## Problem statement
Using the records provided below, locate and copy each line that contains the word "strong".

** START OF Records shown **

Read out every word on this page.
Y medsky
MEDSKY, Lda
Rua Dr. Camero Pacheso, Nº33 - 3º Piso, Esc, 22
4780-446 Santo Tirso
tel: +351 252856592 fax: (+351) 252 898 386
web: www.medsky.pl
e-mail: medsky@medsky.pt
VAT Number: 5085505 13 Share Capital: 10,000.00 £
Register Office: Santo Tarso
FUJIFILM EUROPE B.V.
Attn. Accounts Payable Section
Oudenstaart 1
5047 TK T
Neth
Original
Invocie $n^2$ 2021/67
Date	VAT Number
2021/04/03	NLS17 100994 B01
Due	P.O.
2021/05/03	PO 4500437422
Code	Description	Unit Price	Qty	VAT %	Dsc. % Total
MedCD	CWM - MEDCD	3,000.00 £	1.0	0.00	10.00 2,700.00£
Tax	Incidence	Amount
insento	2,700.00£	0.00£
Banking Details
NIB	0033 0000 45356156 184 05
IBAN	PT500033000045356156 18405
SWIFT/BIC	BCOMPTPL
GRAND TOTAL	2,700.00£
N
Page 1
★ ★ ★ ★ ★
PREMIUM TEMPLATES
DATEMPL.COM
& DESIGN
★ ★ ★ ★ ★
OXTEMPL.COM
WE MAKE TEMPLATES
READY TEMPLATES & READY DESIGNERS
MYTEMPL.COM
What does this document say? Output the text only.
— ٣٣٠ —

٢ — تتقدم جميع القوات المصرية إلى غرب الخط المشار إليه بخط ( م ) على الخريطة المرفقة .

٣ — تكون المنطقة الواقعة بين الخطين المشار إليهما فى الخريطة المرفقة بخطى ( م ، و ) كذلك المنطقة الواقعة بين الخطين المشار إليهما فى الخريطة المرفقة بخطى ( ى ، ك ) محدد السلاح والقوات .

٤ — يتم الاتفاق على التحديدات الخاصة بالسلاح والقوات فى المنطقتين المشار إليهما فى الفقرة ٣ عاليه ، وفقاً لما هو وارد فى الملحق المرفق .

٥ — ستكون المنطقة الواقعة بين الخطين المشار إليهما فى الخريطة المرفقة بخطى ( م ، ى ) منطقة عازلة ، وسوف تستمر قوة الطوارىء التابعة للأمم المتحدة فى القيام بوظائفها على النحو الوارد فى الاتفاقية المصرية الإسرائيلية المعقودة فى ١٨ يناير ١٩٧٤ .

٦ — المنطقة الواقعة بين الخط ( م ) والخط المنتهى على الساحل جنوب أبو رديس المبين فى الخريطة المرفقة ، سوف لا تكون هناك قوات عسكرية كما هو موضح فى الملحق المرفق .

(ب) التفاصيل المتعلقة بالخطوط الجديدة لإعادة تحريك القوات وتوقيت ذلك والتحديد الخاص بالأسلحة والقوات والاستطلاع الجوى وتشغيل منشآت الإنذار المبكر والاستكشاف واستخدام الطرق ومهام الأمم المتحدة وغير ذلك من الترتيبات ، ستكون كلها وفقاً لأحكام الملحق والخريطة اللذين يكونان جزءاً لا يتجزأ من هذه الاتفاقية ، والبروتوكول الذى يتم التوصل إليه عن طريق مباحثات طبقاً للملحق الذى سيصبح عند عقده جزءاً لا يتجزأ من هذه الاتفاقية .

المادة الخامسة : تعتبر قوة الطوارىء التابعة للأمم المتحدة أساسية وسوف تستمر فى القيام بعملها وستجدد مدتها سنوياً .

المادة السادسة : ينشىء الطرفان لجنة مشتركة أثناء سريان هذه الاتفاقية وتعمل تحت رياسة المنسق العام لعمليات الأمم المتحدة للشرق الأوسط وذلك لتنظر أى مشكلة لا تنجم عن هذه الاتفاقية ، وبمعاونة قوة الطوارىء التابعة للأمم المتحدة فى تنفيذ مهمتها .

** END OF Records shown **
** START OF Records shown **

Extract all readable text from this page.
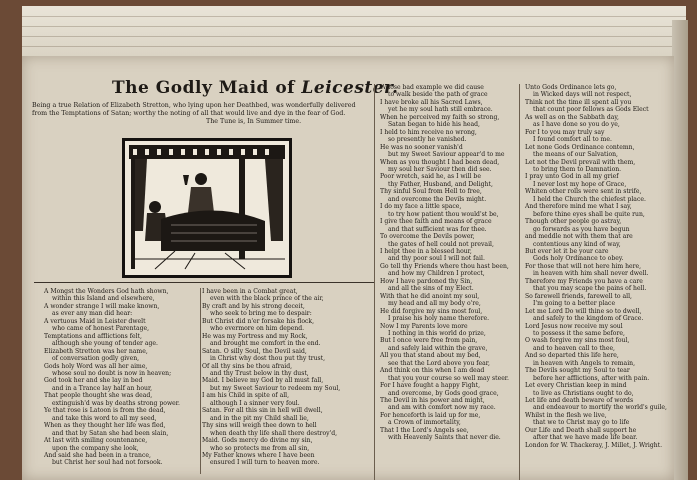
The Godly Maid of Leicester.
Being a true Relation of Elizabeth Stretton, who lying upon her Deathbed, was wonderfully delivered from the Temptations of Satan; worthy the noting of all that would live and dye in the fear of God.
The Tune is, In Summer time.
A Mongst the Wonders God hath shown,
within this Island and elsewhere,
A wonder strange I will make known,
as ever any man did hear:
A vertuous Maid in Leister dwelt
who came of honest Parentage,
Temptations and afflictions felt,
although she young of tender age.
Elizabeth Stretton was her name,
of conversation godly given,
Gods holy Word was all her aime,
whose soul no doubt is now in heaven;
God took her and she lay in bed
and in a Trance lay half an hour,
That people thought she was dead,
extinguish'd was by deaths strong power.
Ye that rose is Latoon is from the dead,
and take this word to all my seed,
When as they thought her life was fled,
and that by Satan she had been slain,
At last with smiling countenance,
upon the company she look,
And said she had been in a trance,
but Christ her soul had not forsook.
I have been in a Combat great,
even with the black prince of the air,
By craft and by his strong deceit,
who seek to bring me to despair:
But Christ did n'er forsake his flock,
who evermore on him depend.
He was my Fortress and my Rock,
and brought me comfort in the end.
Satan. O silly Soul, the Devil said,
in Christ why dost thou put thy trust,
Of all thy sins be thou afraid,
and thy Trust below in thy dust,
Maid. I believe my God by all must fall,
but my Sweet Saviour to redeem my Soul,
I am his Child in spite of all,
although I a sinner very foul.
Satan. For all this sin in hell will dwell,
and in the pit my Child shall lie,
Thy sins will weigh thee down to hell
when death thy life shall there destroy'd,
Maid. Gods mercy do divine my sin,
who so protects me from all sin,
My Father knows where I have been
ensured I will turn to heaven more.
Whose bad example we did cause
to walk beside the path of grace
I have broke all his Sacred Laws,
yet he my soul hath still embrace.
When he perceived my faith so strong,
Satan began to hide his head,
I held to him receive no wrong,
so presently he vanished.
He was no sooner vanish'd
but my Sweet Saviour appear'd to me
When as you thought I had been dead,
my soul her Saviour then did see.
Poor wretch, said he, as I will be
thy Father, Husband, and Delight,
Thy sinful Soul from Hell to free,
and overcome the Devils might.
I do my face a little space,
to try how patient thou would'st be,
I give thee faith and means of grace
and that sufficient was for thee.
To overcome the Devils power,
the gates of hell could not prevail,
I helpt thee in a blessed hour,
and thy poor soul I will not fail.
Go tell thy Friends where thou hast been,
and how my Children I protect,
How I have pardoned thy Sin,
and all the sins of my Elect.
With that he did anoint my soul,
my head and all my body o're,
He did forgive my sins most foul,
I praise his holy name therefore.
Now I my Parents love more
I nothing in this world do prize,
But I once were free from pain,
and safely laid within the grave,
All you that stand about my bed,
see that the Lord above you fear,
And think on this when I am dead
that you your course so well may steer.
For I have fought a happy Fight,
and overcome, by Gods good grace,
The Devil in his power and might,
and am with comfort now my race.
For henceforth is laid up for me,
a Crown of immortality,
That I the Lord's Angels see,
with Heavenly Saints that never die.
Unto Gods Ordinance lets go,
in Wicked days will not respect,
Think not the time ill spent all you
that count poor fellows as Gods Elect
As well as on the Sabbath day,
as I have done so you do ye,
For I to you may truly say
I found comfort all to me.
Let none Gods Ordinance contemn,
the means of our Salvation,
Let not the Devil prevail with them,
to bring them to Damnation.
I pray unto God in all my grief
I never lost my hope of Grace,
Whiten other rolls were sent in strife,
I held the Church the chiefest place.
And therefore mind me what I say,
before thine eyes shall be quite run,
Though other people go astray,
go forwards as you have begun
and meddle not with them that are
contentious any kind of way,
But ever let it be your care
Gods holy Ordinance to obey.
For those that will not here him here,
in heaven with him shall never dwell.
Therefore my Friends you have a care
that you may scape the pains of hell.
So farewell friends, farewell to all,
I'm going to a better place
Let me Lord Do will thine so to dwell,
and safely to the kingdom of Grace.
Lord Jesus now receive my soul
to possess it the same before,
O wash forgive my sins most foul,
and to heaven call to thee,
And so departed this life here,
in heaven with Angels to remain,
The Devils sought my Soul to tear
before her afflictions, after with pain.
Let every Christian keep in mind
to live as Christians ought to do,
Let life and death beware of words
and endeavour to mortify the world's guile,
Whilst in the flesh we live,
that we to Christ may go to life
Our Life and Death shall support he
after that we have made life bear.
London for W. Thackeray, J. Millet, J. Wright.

** END OF Records shown **

## The output
extinguish'd was by deaths strong power.
By craft and by his strong deceit,
When he perceived my faith so strong,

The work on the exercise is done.